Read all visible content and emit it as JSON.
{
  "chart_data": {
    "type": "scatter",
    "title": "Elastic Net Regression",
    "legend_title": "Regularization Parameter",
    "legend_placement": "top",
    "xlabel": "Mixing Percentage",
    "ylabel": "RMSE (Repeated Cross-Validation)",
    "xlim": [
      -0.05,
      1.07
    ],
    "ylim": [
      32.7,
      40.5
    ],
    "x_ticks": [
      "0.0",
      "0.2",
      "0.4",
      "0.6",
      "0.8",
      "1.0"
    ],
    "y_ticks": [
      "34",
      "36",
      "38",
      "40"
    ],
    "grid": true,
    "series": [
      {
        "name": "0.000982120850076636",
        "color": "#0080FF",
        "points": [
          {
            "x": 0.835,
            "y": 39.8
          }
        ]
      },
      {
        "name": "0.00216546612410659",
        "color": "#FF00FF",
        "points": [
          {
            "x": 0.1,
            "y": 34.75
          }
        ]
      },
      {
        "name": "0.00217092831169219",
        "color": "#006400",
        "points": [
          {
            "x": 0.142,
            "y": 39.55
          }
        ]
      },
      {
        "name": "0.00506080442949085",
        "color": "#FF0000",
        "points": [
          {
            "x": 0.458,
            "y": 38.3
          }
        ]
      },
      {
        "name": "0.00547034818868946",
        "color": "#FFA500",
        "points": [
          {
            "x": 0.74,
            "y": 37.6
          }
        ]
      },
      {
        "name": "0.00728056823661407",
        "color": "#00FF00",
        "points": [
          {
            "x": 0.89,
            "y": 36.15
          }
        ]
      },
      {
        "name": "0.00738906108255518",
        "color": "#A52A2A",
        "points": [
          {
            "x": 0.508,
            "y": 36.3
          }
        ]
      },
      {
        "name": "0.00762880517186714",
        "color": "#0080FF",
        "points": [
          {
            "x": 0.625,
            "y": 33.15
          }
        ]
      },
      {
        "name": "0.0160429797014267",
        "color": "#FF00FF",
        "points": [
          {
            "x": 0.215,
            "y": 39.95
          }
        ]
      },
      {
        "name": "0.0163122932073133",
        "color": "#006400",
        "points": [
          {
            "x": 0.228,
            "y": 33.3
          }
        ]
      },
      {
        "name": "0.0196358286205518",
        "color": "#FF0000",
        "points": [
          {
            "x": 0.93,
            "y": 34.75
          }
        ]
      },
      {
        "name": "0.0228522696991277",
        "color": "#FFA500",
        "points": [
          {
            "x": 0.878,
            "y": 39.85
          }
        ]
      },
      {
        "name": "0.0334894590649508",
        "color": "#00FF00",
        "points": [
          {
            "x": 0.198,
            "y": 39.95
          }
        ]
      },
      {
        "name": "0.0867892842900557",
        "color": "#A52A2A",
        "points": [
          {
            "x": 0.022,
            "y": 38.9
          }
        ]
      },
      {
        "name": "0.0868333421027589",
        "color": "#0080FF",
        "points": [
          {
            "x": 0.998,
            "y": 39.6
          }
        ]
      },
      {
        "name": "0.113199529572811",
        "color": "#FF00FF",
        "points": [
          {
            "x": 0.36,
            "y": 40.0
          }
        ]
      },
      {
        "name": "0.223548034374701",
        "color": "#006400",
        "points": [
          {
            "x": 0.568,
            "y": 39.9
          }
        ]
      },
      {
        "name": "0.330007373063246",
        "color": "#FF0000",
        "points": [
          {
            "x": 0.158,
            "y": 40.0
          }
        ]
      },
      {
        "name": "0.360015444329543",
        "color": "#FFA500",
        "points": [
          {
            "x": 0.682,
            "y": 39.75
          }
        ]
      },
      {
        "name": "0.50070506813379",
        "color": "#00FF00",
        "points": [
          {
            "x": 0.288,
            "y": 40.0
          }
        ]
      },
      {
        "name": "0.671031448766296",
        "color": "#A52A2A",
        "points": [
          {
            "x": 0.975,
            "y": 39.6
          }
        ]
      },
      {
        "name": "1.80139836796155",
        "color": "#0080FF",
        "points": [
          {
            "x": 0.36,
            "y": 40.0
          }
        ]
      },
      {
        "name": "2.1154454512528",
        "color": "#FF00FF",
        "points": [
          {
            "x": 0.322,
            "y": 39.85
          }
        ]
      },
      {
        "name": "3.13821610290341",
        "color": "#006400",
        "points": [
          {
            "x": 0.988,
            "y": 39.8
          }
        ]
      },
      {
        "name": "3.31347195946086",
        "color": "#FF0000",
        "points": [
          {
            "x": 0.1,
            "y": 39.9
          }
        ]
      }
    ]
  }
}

----

» **What is being asked**
Return all the data above once more, precisely as given.

» **The result**
Read all visible content and emit it as JSON.
{
  "chart_data": {
    "type": "scatter",
    "title": "Elastic Net Regression",
    "legend_title": "Regularization Parameter",
    "legend_placement": "top",
    "xlabel": "Mixing Percentage",
    "ylabel": "RMSE (Repeated Cross-Validation)",
    "xlim": [
      -0.05,
      1.07
    ],
    "ylim": [
      32.7,
      40.5
    ],
    "x_ticks": [
      "0.0",
      "0.2",
      "0.4",
      "0.6",
      "0.8",
      "1.0"
    ],
    "y_ticks": [
      "34",
      "36",
      "38",
      "40"
    ],
    "grid": true,
    "series": [
      {
        "name": "0.000982120850076636",
        "color": "#0080FF",
        "points": [
          {
            "x": 0.835,
            "y": 39.8
          }
        ]
      },
      {
        "name": "0.00216546612410659",
        "color": "#FF00FF",
        "points": [
          {
            "x": 0.1,
            "y": 34.75
          }
        ]
      },
      {
        "name": "0.00217092831169219",
        "color": "#006400",
        "points": [
          {
            "x": 0.142,
            "y": 39.55
          }
        ]
      },
      {
        "name": "0.00506080442949085",
        "color": "#FF0000",
        "points": [
          {
            "x": 0.458,
            "y": 38.3
          }
        ]
      },
      {
        "name": "0.00547034818868946",
        "color": "#FFA500",
        "points": [
          {
            "x": 0.74,
            "y": 37.6
          }
        ]
      },
      {
        "name": "0.00728056823661407",
        "color": "#00FF00",
        "points": [
          {
            "x": 0.89,
            "y": 36.15
          }
        ]
      },
      {
        "name": "0.00738906108255518",
        "color": "#A52A2A",
        "points": [
          {
            "x": 0.508,
            "y": 36.3
          }
        ]
      },
      {
        "name": "0.00762880517186714",
        "color": "#0080FF",
        "points": [
          {
            "x": 0.625,
            "y": 33.15
          }
        ]
      },
      {
        "name": "0.0160429797014267",
        "color": "#FF00FF",
        "points": [
          {
            "x": 0.215,
            "y": 39.95
          }
        ]
      },
      {
        "name": "0.0163122932073133",
        "color": "#006400",
        "points": [
          {
            "x": 0.228,
            "y": 33.3
          }
        ]
      },
      {
        "name": "0.0196358286205518",
        "color": "#FF0000",
        "points": [
          {
            "x": 0.93,
            "y": 34.75
          }
        ]
      },
      {
        "name": "0.0228522696991277",
        "color": "#FFA500",
        "points": [
          {
            "x": 0.878,
            "y": 39.85
          }
        ]
      },
      {
        "name": "0.0334894590649508",
        "color": "#00FF00",
        "points": [
          {
            "x": 0.198,
            "y": 39.95
          }
        ]
      },
      {
        "name": "0.0867892842900557",
        "color": "#A52A2A",
        "points": [
          {
            "x": 0.022,
            "y": 38.9
          }
        ]
      },
      {
        "name": "0.0868333421027589",
        "color": "#0080FF",
        "points": [
          {
            "x": 0.998,
            "y": 39.6
          }
        ]
      },
      {
        "name": "0.113199529572811",
        "color": "#FF00FF",
        "points": [
          {
            "x": 0.36,
            "y": 40.0
          }
        ]
      },
      {
        "name": "0.223548034374701",
        "color": "#006400",
        "points": [
          {
            "x": 0.568,
            "y": 39.9
          }
        ]
      },
      {
        "name": "0.330007373063246",
        "color": "#FF0000",
        "points": [
          {
            "x": 0.158,
            "y": 40.0
          }
        ]
      },
      {
        "name": "0.360015444329543",
        "color": "#FFA500",
        "points": [
          {
            "x": 0.682,
            "y": 39.75
          }
        ]
      },
      {
        "name": "0.50070506813379",
        "color": "#00FF00",
        "points": [
          {
            "x": 0.288,
            "y": 40.0
          }
        ]
      },
      {
        "name": "0.671031448766296",
        "color": "#A52A2A",
        "points": [
          {
            "x": 0.975,
            "y": 39.6
          }
        ]
      },
      {
        "name": "1.80139836796155",
        "color": "#0080FF",
        "points": [
          {
            "x": 0.36,
            "y": 40.0
          }
        ]
      },
      {
        "name": "2.1154454512528",
        "color": "#FF00FF",
        "points": [
          {
            "x": 0.322,
            "y": 39.85
          }
        ]
      },
      {
        "name": "3.13821610290341",
        "color": "#006400",
        "points": [
          {
            "x": 0.988,
            "y": 39.8
          }
        ]
      },
      {
        "name": "3.31347195946086",
        "color": "#FF0000",
        "points": [
          {
            "x": 0.1,
            "y": 39.9
          }
        ]
      }
    ]
  }
}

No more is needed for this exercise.